Set problem: Copy every line, leaving nothing out and adding nothing.

--- Information shown ---

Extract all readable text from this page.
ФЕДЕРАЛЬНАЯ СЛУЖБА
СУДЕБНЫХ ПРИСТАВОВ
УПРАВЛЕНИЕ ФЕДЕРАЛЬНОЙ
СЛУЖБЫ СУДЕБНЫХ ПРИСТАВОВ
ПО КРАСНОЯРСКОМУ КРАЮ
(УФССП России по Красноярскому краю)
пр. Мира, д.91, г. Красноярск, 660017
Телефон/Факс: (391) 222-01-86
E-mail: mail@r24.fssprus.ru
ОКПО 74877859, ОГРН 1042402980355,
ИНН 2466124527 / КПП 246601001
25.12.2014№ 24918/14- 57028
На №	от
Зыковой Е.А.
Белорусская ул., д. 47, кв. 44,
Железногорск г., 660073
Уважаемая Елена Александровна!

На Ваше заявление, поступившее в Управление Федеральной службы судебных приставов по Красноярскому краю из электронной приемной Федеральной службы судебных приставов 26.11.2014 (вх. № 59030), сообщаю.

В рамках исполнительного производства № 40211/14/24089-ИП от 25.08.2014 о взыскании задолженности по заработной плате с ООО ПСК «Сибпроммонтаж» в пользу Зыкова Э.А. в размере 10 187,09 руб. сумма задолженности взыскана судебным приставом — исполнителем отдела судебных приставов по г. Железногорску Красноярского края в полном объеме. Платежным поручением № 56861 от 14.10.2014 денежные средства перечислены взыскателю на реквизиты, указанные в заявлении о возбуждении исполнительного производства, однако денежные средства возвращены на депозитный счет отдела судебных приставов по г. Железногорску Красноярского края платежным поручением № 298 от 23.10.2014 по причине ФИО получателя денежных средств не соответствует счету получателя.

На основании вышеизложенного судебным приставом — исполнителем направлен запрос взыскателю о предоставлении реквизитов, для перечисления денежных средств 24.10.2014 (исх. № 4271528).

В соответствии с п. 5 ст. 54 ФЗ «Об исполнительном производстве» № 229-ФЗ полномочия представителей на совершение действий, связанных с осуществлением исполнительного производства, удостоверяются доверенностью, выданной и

---

In response:
Extract all readable text from this page.
ФЕДЕРАЛЬНАЯ СЛУЖБА
СУДЕБНЫХ ПРИСТАВОВ
УПРАВЛЕНИЕ ФЕДЕРАЛЬНОЙ
СЛУЖБЫ СУДЕБНЫХ ПРИСТАВОВ
ПО КРАСНОЯРСКОМУ КРАЮ
(УФССП России по Красноярскому краю)
пр. Мира, д.91, г. Красноярск, 660017
Телефон/Факс: (391) 222-01-86
E-mail: mail@r24.fssprus.ru
ОКПО 74877859, ОГРН 1042402980355,
ИНН 2466124527 / КПП 246601001
25.12.2014№ 24918/14- 57028
На №	от
Зыковой Е.А.
Белорусская ул., д. 47, кв. 44,
Железногорск г., 660073
Уважаемая Елена Александровна!

На Ваше заявление, поступившее в Управление Федеральной службы судебных приставов по Красноярскому краю из электронной приемной Федеральной службы судебных приставов 26.11.2014 (вх. № 59030), сообщаю.

В рамках исполнительного производства № 40211/14/24089-ИП от 25.08.2014 о взыскании задолженности по заработной плате с ООО ПСК «Сибпроммонтаж» в пользу Зыкова Э.А. в размере 10 187,09 руб. сумма задолженности взыскана судебным приставом — исполнителем отдела судебных приставов по г. Железногорску Красноярского края в полном объеме. Платежным поручением № 56861 от 14.10.2014 денежные средства перечислены взыскателю на реквизиты, указанные в заявлении о возбуждении исполнительного производства, однако денежные средства возвращены на депозитный счет отдела судебных приставов по г. Железногорску Красноярского края платежным поручением № 298 от 23.10.2014 по причине ФИО получателя денежных средств не соответствует счету получателя.

На основании вышеизложенного судебным приставом — исполнителем направлен запрос взыскателю о предоставлении реквизитов, для перечисления денежных средств 24.10.2014 (исх. № 4271528).

В соответствии с п. 5 ст. 54 ФЗ «Об исполнительном производстве» № 229-ФЗ полномочия представителей на совершение действий, связанных с осуществлением исполнительного производства, удостоверяются доверенностью, выданной и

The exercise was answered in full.